§ Aim: Identify each line below that contains the word "Movimento", and copy it out.

[Extracted data entries]

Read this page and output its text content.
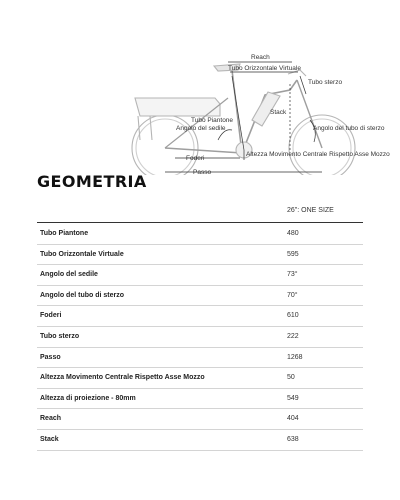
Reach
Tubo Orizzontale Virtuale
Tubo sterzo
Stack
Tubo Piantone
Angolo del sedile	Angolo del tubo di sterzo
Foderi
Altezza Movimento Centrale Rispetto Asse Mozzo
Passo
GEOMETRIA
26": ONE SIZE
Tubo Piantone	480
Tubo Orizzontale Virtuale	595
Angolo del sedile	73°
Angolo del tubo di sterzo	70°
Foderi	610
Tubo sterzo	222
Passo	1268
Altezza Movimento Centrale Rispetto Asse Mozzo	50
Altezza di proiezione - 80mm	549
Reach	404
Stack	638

§ Complete answer:
Altezza Movimento Centrale Rispetto Asse Mozzo
Altezza Movimento Centrale Rispetto Asse Mozzo	50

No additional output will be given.